▸ **Stated problem**
Reproduce the records exactly.

Dataset excerpt:
————

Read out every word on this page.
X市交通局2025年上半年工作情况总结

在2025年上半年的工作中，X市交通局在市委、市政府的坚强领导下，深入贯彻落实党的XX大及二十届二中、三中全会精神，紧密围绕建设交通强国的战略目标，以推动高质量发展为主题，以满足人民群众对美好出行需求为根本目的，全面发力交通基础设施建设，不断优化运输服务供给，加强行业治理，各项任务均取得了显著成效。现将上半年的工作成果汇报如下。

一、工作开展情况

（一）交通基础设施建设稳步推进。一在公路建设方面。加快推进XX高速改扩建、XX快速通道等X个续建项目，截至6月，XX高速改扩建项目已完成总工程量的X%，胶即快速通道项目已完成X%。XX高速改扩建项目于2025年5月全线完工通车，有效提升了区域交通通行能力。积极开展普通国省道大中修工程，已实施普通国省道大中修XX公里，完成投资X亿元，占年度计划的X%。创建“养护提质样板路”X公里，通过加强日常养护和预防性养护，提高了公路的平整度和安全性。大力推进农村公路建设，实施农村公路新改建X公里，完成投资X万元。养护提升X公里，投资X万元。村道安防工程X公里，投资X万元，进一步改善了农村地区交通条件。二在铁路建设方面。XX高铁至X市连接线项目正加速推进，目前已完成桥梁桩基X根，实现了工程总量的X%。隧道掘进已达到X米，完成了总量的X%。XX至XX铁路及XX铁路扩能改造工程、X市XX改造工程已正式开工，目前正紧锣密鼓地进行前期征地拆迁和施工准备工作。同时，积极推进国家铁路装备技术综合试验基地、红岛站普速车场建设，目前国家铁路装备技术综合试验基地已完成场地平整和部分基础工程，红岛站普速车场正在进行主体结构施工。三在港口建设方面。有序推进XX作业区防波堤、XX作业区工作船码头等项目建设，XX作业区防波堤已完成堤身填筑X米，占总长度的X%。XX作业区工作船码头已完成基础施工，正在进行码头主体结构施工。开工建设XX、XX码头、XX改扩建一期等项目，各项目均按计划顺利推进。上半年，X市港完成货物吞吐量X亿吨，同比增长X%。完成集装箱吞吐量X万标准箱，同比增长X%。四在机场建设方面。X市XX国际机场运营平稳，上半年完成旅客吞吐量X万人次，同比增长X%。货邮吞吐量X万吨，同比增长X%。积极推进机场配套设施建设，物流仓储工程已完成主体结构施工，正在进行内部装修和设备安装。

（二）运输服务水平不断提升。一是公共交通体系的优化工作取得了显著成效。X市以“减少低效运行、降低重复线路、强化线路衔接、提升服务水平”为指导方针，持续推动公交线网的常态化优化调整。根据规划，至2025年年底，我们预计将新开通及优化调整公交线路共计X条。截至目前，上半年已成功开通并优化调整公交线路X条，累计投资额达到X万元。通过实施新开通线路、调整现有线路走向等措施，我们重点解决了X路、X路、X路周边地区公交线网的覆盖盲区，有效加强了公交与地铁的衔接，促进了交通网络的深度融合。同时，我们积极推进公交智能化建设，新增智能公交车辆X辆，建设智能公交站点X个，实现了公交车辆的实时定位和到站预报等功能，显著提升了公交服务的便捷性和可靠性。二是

————

▸ **Solution to the exercise**
Read out every word on this page.
X市交通局2025年上半年工作情况总结

在2025年上半年的工作中，X市交通局在市委、市政府的坚强领导下，深入贯彻落实党的XX大及二十届二中、三中全会精神，紧密围绕建设交通强国的战略目标，以推动高质量发展为主题，以满足人民群众对美好出行需求为根本目的，全面发力交通基础设施建设，不断优化运输服务供给，加强行业治理，各项任务均取得了显著成效。现将上半年的工作成果汇报如下。

一、工作开展情况

（一）交通基础设施建设稳步推进。一在公路建设方面。加快推进XX高速改扩建、XX快速通道等X个续建项目，截至6月，XX高速改扩建项目已完成总工程量的X%，胶即快速通道项目已完成X%。XX高速改扩建项目于2025年5月全线完工通车，有效提升了区域交通通行能力。积极开展普通国省道大中修工程，已实施普通国省道大中修XX公里，完成投资X亿元，占年度计划的X%。创建“养护提质样板路”X公里，通过加强日常养护和预防性养护，提高了公路的平整度和安全性。大力推进农村公路建设，实施农村公路新改建X公里，完成投资X万元。养护提升X公里，投资X万元。村道安防工程X公里，投资X万元，进一步改善了农村地区交通条件。二在铁路建设方面。XX高铁至X市连接线项目正加速推进，目前已完成桥梁桩基X根，实现了工程总量的X%。隧道掘进已达到X米，完成了总量的X%。XX至XX铁路及XX铁路扩能改造工程、X市XX改造工程已正式开工，目前正紧锣密鼓地进行前期征地拆迁和施工准备工作。同时，积极推进国家铁路装备技术综合试验基地、红岛站普速车场建设，目前国家铁路装备技术综合试验基地已完成场地平整和部分基础工程，红岛站普速车场正在进行主体结构施工。三在港口建设方面。有序推进XX作业区防波堤、XX作业区工作船码头等项目建设，XX作业区防波堤已完成堤身填筑X米，占总长度的X%。XX作业区工作船码头已完成基础施工，正在进行码头主体结构施工。开工建设XX、XX码头、XX改扩建一期等项目，各项目均按计划顺利推进。上半年，X市港完成货物吞吐量X亿吨，同比增长X%。完成集装箱吞吐量X万标准箱，同比增长X%。四在机场建设方面。X市XX国际机场运营平稳，上半年完成旅客吞吐量X万人次，同比增长X%。货邮吞吐量X万吨，同比增长X%。积极推进机场配套设施建设，物流仓储工程已完成主体结构施工，正在进行内部装修和设备安装。

（二）运输服务水平不断提升。一是公共交通体系的优化工作取得了显著成效。X市以“减少低效运行、降低重复线路、强化线路衔接、提升服务水平”为指导方针，持续推动公交线网的常态化优化调整。根据规划，至2025年年底，我们预计将新开通及优化调整公交线路共计X条。截至目前，上半年已成功开通并优化调整公交线路X条，累计投资额达到X万元。通过实施新开通线路、调整现有线路走向等措施，我们重点解决了X路、X路、X路周边地区公交线网的覆盖盲区，有效加强了公交与地铁的衔接，促进了交通网络的深度融合。同时，我们积极推进公交智能化建设，新增智能公交车辆X辆，建设智能公交站点X个，实现了公交车辆的实时定位和到站预报等功能，显著提升了公交服务的便捷性和可靠性。二是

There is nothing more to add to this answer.